[Saved entries]

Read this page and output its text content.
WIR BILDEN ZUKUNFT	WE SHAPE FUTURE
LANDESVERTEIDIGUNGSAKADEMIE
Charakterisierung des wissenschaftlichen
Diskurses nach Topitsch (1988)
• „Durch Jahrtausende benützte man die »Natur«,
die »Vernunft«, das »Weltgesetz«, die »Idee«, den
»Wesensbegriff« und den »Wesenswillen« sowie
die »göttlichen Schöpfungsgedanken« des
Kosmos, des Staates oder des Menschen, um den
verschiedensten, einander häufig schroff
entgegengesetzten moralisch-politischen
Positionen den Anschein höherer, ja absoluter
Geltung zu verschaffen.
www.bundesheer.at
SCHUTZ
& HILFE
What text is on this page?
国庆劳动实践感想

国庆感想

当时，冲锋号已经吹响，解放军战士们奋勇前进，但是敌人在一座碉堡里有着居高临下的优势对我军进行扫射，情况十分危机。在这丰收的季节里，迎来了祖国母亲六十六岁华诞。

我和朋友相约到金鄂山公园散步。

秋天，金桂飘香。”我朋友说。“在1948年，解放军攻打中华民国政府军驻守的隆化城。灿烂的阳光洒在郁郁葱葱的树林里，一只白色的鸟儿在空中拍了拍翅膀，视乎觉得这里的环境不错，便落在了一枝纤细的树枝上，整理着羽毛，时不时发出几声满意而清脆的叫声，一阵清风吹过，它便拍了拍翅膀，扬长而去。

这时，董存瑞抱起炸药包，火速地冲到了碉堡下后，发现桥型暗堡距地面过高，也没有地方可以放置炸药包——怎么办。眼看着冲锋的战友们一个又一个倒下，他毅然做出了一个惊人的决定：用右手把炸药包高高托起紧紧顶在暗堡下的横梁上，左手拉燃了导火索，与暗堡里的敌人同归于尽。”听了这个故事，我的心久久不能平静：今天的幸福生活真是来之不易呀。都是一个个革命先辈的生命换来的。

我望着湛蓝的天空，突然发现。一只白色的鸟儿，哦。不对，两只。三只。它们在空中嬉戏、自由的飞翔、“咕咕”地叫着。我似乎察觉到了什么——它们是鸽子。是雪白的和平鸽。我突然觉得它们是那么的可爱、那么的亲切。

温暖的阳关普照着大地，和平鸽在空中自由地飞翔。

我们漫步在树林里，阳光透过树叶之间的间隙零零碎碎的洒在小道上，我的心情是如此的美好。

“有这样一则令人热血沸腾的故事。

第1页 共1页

▶ **Written exercise**: All lines from the one containing "What text is on this page?" through the final line of the listing above are to be reproduced exactly; include both and add nothing.

▶ **The answer**:
What text is on this page?
国庆劳动实践感想

国庆感想

当时，冲锋号已经吹响，解放军战士们奋勇前进，但是敌人在一座碉堡里有着居高临下的优势对我军进行扫射，情况十分危机。在这丰收的季节里，迎来了祖国母亲六十六岁华诞。

我和朋友相约到金鄂山公园散步。

秋天，金桂飘香。”我朋友说。“在1948年，解放军攻打中华民国政府军驻守的隆化城。灿烂的阳光洒在郁郁葱葱的树林里，一只白色的鸟儿在空中拍了拍翅膀，视乎觉得这里的环境不错，便落在了一枝纤细的树枝上，整理着羽毛，时不时发出几声满意而清脆的叫声，一阵清风吹过，它便拍了拍翅膀，扬长而去。

这时，董存瑞抱起炸药包，火速地冲到了碉堡下后，发现桥型暗堡距地面过高，也没有地方可以放置炸药包——怎么办。眼看着冲锋的战友们一个又一个倒下，他毅然做出了一个惊人的决定：用右手把炸药包高高托起紧紧顶在暗堡下的横梁上，左手拉燃了导火索，与暗堡里的敌人同归于尽。”听了这个故事，我的心久久不能平静：今天的幸福生活真是来之不易呀。都是一个个革命先辈的生命换来的。

我望着湛蓝的天空，突然发现。一只白色的鸟儿，哦。不对，两只。三只。它们在空中嬉戏、自由的飞翔、“咕咕”地叫着。我似乎察觉到了什么——它们是鸽子。是雪白的和平鸽。我突然觉得它们是那么的可爱、那么的亲切。

温暖的阳关普照着大地，和平鸽在空中自由地飞翔。

我们漫步在树林里，阳光透过树叶之间的间隙零零碎碎的洒在小道上，我的心情是如此的美好。

“有这样一则令人热血沸腾的故事。

第1页 共1页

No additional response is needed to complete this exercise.